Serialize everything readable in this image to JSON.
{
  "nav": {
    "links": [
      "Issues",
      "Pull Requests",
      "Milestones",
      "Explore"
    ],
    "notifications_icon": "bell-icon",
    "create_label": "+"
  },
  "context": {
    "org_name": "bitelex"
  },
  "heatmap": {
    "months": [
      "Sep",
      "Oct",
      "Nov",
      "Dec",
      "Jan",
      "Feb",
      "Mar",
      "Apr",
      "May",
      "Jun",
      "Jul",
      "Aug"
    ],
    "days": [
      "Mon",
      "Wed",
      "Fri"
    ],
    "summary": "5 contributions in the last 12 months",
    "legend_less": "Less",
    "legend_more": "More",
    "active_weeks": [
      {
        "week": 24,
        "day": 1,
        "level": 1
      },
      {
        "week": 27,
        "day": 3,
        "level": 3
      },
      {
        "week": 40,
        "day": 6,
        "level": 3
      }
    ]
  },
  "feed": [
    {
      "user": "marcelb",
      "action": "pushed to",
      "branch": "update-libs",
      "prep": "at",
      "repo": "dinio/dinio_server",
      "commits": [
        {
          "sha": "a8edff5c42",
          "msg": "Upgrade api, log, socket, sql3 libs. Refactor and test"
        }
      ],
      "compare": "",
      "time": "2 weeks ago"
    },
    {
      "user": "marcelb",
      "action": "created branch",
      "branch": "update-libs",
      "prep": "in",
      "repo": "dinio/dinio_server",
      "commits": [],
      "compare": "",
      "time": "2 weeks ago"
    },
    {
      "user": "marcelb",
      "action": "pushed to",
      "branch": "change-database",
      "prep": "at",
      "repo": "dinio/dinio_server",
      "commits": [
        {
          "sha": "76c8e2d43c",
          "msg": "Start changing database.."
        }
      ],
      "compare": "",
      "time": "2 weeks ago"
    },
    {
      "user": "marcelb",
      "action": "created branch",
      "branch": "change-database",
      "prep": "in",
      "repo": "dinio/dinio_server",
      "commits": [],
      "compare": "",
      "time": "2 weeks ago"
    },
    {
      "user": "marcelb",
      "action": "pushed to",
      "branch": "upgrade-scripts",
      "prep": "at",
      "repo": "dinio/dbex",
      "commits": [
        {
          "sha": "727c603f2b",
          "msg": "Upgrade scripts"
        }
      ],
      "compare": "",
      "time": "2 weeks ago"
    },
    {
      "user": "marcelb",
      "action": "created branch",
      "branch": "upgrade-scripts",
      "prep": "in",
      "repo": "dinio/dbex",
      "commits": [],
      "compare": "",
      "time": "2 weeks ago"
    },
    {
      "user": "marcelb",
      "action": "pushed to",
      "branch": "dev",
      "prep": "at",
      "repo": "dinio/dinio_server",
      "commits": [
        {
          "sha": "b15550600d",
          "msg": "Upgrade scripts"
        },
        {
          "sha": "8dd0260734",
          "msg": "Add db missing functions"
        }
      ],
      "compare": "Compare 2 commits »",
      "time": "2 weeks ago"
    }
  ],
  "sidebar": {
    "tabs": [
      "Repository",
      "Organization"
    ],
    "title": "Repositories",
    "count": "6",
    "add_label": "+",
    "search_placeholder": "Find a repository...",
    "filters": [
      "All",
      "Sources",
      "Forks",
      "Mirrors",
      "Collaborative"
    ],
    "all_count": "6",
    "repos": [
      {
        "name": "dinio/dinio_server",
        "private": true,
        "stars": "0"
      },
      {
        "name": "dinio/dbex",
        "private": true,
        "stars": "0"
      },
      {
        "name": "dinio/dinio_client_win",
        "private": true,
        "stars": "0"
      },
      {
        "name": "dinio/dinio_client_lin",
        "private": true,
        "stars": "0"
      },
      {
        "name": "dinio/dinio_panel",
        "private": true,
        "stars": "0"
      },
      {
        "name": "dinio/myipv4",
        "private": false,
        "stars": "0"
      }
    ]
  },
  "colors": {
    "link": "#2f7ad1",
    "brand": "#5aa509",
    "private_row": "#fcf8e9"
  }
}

==

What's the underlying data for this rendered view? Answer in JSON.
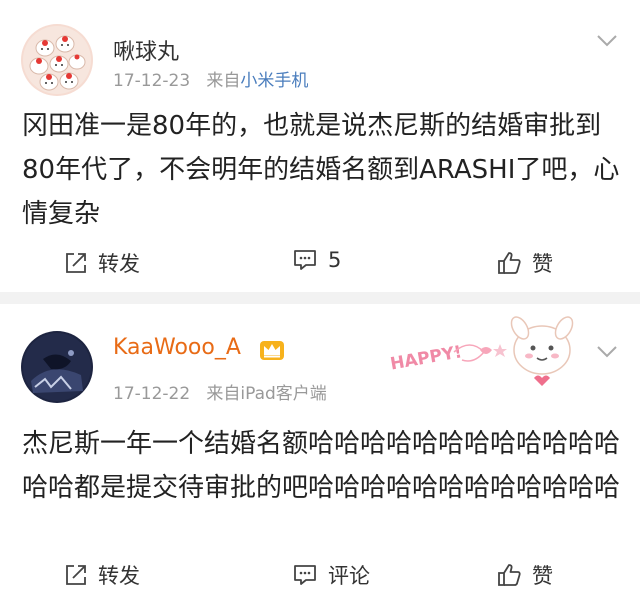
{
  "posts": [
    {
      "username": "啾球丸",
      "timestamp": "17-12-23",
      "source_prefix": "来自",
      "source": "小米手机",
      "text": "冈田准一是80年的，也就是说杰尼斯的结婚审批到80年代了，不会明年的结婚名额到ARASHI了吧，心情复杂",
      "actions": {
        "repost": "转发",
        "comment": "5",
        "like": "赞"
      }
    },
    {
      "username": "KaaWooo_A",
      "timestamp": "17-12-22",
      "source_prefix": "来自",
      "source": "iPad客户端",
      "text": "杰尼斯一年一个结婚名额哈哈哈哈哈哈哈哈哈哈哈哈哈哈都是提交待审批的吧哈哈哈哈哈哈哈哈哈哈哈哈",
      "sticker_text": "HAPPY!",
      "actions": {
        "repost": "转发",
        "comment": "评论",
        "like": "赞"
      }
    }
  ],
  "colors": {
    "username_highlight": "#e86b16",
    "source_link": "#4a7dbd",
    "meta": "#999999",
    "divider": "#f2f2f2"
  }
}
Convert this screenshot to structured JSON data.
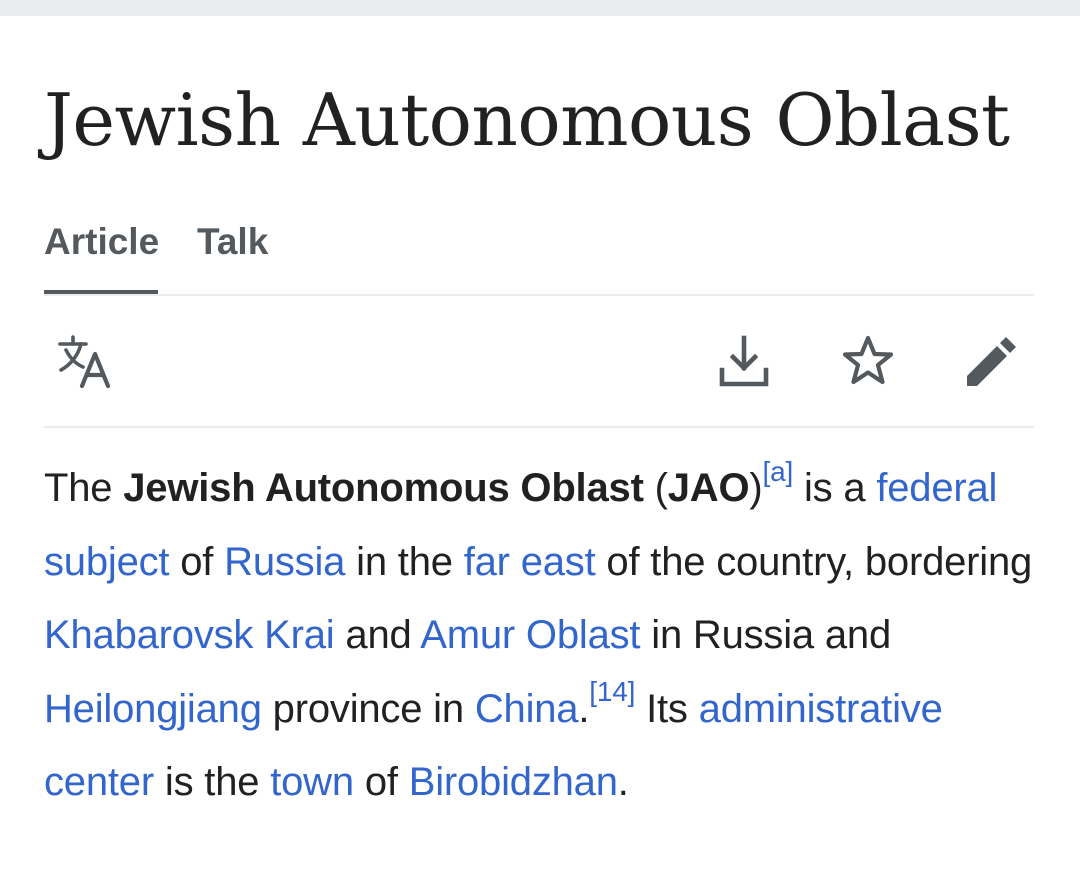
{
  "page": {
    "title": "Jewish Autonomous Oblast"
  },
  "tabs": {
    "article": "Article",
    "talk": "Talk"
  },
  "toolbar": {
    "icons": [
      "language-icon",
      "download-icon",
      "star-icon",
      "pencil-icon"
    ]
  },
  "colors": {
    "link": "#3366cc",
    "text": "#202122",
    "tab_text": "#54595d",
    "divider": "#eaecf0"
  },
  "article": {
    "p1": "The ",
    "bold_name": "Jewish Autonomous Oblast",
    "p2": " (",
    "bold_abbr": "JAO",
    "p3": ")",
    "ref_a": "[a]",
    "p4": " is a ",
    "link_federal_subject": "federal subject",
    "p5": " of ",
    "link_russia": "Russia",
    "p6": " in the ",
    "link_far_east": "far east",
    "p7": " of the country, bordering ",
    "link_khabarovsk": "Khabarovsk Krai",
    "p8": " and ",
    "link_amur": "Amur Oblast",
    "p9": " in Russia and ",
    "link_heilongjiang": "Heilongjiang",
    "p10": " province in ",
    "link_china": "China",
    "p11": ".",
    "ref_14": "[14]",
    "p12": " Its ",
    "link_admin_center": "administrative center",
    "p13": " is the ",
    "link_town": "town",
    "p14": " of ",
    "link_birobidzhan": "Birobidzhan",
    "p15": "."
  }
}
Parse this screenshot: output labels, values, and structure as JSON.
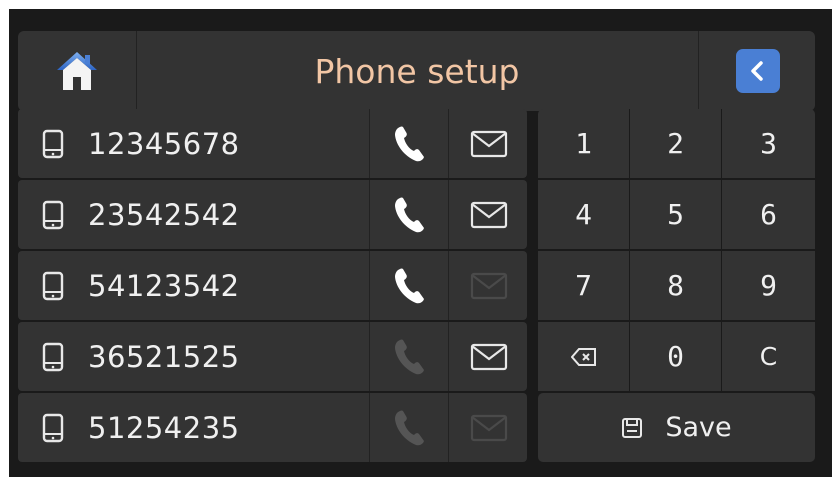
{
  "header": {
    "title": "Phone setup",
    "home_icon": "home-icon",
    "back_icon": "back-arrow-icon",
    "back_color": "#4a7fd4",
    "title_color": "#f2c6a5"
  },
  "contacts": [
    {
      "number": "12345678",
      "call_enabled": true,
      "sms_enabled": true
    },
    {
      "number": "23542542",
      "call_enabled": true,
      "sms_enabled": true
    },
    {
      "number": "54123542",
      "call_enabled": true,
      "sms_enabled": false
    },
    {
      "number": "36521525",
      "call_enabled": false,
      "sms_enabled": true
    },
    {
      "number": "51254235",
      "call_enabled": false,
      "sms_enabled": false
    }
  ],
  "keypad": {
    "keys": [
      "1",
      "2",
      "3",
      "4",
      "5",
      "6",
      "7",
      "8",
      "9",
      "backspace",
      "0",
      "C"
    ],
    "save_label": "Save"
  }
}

REQUIRED TASK: Report all lines of the data above that include the string "Oblast".

EXPECTED ANSWER:
    "title": "Jewish Autonomous Oblast"
    "bold_name": "Jewish Autonomous Oblast",
    "link_amur": "Amur Oblast",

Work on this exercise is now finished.